--- Text block ---

The research interests of Jeffrey L. Salisbury, Ph.D., in cancer biology are focused on the origin and role of genomic instability in tumor progression.
Early on, Dr. Salisbury was fortunate to do pioneering studies that led to discovery of the protein centrin, which at the time was one of only a handful of centrosome proteins to be identified. Dr. Salisbury and his colleagues were the first to clone two of the human centrin genes and establish the crystal structure for this protein. Dr. Salisbury's group established centrin as an important calcium-sensitive regulator of centrosome behavior.
Using comparative proteomics, reverse genetics, and molecular and cell biology techniques, Dr. Salisbury's group helped to define the cell biology and molecular mechanisms that control centrosome dynamics and centriole duplication. His research program has a longstanding emphasis on regulation of centrosome dynamics during the cell cycle, as well as centrosome amplification and genomic instability in breast cancer.
Along with several other laboratories, Dr. Salisbury's lab was fortunate to "rediscover" contemporary evidence for Theodor Boveri's early suggestion for the role of centrosome defects in the origin of chromosomal instability and aneuploidy in cancer. This occurred when his research group first demonstrated centrosome amplification in human breast tumors and cultured human tumor cells. More recently, the study of genomic instability in cancer brought his research into the field of DNA damage repair.

--- Source information ---

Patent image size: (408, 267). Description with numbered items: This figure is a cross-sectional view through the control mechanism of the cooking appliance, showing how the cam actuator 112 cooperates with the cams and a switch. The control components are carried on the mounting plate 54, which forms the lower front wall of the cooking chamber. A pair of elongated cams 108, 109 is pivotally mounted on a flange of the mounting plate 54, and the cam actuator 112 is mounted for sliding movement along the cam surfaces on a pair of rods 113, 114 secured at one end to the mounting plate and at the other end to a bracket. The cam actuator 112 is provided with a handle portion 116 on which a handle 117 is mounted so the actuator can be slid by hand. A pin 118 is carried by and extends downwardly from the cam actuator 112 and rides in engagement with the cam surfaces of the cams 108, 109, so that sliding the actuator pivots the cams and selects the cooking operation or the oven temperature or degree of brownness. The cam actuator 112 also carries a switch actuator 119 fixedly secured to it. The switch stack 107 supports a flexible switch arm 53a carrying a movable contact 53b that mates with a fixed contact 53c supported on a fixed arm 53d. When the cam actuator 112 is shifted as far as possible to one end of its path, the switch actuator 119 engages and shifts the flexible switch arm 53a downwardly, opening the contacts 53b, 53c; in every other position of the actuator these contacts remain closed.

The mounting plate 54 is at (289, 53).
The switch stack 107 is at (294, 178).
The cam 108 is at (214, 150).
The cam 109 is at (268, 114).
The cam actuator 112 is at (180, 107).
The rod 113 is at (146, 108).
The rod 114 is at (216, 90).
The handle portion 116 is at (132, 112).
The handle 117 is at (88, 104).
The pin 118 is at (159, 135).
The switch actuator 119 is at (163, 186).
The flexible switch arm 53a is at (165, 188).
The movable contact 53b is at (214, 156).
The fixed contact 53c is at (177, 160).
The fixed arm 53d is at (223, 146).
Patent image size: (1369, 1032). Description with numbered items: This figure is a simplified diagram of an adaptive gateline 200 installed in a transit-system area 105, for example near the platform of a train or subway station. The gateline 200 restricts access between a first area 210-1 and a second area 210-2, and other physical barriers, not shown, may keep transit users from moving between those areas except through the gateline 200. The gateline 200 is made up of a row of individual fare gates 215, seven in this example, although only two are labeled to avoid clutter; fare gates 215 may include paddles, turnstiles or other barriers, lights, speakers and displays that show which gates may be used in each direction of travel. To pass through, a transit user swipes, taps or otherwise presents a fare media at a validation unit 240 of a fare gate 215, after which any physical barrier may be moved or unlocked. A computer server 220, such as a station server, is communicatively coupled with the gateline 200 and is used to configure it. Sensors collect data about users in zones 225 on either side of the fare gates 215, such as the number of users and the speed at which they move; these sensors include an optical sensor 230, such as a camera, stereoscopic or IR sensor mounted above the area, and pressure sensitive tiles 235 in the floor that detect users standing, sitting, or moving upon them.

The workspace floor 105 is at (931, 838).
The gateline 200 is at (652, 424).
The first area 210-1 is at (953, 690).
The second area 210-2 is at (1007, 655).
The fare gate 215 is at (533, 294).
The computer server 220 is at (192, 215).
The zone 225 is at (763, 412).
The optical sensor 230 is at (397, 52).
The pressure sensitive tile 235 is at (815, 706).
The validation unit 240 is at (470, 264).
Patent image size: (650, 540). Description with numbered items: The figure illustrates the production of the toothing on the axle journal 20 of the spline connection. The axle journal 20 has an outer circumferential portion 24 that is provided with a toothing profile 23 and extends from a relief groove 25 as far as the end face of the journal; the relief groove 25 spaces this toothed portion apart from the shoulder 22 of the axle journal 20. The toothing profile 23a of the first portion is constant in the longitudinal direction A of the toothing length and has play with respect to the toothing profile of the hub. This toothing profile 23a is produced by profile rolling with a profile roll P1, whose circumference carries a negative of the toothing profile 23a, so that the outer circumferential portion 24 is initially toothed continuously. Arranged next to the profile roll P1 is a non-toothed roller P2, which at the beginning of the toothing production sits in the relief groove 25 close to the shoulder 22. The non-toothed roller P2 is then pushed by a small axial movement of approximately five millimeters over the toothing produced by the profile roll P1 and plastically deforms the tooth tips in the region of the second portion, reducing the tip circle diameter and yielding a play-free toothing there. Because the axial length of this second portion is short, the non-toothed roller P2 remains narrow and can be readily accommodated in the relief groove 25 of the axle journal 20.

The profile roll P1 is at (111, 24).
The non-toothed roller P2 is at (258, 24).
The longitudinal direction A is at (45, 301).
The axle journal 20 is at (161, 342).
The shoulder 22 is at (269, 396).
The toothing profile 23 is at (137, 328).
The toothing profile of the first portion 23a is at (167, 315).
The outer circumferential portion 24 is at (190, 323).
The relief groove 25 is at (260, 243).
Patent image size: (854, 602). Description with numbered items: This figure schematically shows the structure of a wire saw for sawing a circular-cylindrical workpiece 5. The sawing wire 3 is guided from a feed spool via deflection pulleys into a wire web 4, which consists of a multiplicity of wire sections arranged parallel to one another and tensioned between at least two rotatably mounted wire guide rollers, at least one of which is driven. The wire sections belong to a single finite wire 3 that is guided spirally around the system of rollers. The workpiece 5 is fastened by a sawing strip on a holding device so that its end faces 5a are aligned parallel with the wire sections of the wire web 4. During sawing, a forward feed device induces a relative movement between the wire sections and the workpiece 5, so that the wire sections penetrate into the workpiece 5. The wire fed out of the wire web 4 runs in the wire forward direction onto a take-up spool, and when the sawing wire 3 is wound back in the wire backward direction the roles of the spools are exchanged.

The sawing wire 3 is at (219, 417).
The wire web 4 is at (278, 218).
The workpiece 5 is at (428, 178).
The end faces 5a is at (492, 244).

---

Task set:
1. From the research profile above, list every technique Dr. Salisbury's group used to help define centrosome dynamics and centriole duplication.
2. Decide whether each statement agrees with the research profile above. For each, answer yes or no and quote the deciding words.
(a) Dr. Salisbury and his colleagues were the first to clone every human centrin gene.
(b) Dr. Salisbury's research group first demonstrated centrosome amplification in human breast tumors.
(c) When centrin was discovered, many centrosome proteins had already been identified.

Responses by task:
1.
- comparative proteomics
- reverse genetics
- molecular and cell biology techniques

2.
(a) No: "the first to clone two of the human centrin genes"
(b) Yes: "his research group first demonstrated centrosome amplification in human breast tumors and cultured human tumor cells"
(c) No: "one of only a handful of centrosome proteins to be identified"